**Written exercise:**
Look below. Copy each line that has "Sync" in it.

**Data for processing:**
***

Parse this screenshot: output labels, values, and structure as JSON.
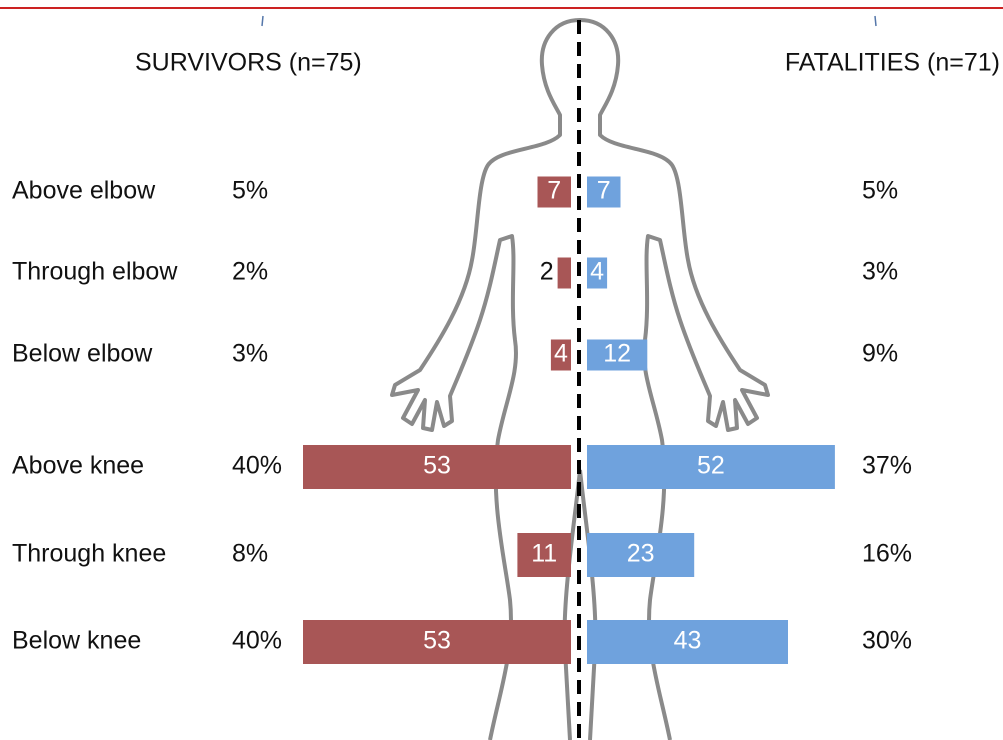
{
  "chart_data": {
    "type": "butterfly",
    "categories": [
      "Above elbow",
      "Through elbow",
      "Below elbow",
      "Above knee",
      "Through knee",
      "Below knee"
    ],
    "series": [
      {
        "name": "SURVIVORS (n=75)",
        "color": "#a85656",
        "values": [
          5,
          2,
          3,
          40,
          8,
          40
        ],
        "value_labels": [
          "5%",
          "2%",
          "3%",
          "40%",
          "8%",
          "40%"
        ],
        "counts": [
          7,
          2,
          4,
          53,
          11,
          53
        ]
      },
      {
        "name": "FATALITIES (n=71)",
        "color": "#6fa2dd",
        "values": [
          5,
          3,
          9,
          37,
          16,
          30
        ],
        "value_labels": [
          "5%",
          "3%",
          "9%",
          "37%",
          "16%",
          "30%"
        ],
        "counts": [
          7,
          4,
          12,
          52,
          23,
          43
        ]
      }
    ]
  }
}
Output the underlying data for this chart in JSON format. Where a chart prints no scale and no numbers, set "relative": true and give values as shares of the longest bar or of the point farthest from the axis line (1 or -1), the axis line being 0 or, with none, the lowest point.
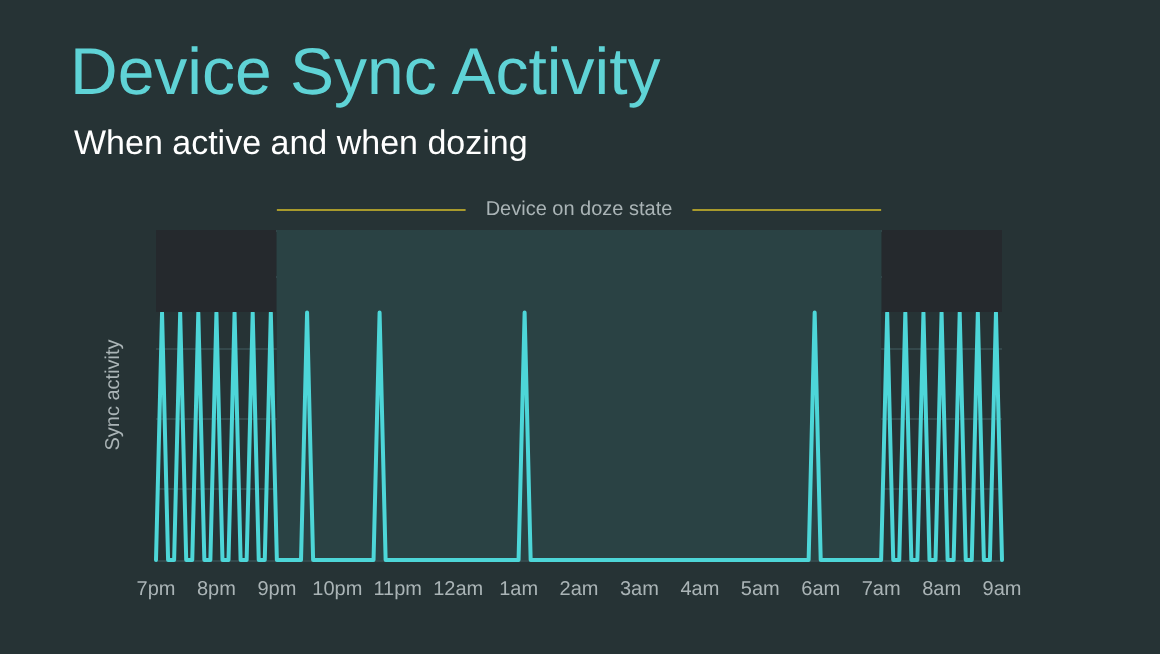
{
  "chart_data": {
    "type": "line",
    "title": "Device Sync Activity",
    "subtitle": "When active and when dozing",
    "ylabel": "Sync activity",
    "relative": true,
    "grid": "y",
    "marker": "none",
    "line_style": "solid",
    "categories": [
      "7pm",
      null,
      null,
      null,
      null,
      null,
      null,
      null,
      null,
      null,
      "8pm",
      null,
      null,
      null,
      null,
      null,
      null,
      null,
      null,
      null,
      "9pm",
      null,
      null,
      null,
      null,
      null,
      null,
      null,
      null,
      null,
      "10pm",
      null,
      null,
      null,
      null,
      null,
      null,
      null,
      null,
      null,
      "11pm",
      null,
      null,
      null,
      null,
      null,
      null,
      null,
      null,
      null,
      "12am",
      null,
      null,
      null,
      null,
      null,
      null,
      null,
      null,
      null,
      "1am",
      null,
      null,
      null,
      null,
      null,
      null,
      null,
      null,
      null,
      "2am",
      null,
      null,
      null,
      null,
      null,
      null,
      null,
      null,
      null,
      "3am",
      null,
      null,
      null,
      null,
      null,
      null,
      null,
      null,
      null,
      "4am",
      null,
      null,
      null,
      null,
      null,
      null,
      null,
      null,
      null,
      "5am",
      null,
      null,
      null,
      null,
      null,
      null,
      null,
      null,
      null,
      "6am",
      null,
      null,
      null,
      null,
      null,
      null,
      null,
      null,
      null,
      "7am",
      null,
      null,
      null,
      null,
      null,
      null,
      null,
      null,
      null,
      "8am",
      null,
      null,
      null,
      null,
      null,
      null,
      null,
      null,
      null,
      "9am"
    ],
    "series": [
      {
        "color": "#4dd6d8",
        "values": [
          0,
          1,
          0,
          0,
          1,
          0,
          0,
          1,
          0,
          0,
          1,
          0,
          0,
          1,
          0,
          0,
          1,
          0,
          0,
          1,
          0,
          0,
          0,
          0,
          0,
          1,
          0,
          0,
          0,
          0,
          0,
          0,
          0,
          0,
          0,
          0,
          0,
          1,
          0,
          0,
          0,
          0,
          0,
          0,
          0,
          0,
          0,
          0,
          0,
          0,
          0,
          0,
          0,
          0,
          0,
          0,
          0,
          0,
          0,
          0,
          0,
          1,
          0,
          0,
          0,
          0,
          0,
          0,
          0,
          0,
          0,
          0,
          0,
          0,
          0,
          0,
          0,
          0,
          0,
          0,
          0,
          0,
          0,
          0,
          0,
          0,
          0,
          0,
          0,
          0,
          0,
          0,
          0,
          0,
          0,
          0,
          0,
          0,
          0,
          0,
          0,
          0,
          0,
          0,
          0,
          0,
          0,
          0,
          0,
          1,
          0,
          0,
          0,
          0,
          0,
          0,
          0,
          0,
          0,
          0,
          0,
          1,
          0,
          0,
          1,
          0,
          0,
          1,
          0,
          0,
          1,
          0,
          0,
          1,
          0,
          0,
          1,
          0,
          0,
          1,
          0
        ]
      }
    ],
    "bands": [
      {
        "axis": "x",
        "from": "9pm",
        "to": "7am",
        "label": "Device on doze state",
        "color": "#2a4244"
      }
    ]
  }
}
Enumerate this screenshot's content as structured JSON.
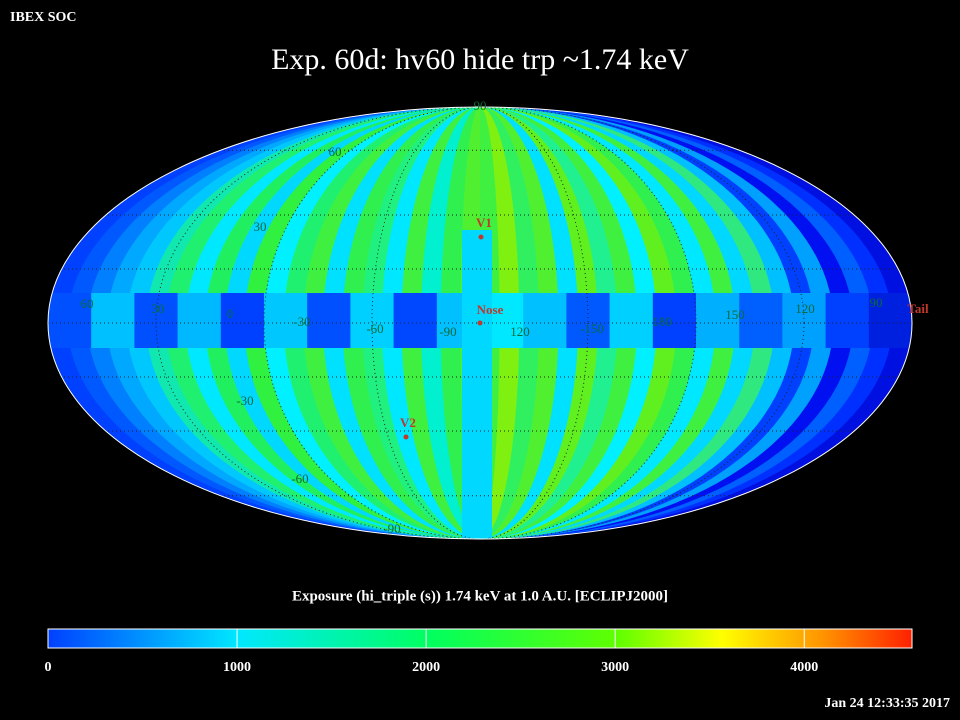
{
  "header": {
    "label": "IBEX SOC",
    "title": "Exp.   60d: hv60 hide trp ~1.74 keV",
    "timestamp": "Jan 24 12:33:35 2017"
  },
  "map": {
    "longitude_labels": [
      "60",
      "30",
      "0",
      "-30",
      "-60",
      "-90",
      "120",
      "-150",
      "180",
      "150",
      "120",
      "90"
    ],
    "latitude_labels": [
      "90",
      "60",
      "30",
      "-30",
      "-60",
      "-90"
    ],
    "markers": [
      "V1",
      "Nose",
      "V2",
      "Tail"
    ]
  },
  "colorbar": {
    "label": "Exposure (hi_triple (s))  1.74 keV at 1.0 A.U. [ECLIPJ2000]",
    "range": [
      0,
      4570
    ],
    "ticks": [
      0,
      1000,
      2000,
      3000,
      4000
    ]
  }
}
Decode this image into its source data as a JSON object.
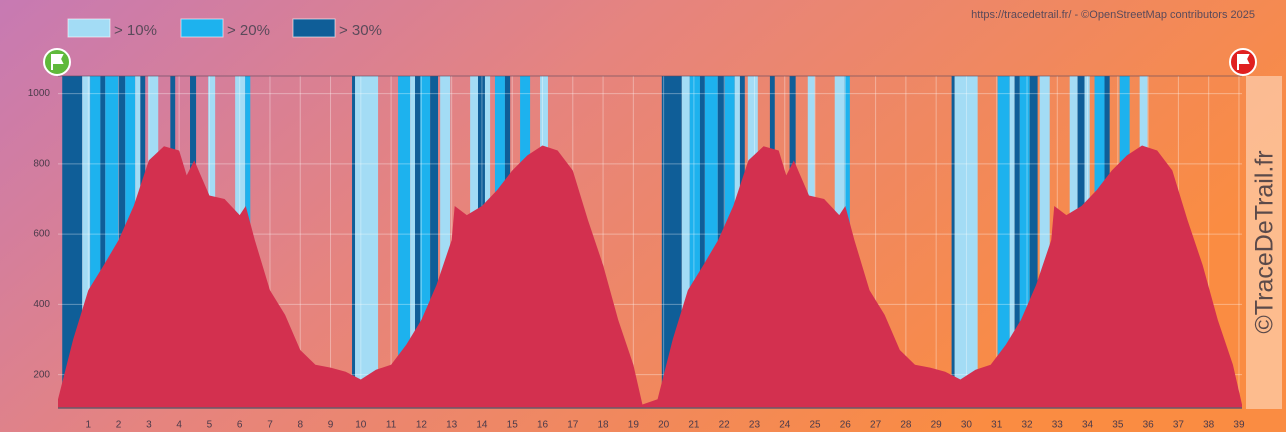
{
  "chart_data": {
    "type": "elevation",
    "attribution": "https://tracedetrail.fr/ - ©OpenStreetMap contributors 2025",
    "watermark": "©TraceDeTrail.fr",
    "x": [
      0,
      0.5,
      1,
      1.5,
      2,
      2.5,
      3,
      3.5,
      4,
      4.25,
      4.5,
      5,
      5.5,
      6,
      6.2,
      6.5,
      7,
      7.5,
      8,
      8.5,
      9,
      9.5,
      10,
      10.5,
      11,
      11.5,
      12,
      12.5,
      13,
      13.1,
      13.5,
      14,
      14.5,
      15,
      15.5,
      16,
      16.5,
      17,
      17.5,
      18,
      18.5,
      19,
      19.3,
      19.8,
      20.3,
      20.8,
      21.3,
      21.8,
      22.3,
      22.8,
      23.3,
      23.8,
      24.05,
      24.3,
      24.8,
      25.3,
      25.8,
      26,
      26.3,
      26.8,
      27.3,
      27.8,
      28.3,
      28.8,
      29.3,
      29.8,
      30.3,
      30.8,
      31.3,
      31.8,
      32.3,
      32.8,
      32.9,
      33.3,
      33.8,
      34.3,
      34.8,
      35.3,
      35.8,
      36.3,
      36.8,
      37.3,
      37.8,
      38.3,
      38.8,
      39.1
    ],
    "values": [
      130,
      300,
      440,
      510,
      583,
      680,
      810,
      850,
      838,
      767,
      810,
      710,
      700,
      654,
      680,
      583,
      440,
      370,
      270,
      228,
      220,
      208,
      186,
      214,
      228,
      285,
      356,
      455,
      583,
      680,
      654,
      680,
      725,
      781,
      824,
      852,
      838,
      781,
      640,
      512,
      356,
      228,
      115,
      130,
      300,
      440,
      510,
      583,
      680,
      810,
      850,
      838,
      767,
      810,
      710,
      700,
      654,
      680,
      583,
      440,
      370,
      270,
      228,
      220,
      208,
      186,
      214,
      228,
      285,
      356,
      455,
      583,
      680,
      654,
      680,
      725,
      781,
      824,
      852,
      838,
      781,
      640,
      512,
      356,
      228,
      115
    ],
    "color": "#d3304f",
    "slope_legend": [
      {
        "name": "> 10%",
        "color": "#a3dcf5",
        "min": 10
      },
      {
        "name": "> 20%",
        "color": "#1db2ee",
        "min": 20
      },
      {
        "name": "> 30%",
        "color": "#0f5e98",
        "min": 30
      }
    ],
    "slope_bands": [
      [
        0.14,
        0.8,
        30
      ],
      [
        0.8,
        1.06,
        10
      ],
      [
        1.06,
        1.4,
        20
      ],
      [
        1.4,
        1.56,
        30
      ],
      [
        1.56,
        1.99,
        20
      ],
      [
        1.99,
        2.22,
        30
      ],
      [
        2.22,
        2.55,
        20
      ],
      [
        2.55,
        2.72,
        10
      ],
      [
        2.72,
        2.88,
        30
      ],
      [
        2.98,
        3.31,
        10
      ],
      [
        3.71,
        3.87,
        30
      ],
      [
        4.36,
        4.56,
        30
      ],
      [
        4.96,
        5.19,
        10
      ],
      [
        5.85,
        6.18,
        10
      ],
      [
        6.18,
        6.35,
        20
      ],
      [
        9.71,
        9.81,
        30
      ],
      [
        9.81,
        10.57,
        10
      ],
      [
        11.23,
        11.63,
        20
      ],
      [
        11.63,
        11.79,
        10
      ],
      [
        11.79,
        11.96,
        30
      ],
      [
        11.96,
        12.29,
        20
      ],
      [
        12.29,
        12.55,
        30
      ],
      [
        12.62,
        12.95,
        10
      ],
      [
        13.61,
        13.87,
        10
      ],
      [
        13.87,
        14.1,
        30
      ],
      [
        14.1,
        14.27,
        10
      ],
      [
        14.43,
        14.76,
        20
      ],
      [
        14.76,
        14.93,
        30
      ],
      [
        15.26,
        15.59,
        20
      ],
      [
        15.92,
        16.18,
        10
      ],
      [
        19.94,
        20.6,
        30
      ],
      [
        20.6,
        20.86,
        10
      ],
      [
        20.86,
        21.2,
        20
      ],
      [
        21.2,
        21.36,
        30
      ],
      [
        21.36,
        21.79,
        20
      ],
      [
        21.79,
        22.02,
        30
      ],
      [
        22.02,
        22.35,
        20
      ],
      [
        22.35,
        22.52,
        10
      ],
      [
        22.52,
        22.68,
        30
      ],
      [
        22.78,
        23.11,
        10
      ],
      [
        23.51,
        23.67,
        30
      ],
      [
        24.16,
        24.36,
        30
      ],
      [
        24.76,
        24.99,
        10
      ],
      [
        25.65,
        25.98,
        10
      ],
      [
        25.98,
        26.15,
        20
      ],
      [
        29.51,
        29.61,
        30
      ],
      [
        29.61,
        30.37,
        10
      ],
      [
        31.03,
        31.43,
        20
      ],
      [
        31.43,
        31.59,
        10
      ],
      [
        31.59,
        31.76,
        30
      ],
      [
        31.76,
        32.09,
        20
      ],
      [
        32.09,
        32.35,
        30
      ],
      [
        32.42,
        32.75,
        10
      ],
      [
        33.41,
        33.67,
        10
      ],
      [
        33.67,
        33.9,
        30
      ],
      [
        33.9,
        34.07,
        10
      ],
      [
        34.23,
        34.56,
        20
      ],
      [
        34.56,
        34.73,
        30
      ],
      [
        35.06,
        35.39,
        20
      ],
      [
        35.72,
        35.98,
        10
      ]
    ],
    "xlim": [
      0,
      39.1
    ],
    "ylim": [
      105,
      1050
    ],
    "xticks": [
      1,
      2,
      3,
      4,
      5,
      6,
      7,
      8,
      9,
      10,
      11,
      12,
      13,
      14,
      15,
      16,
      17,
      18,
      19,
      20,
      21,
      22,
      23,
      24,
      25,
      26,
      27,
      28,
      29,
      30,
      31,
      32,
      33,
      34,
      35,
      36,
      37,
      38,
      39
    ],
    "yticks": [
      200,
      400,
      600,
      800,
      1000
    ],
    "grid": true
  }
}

***

**Result below:**
    "title": "Device Sync Activity",
    "ylabel": "Sync activity",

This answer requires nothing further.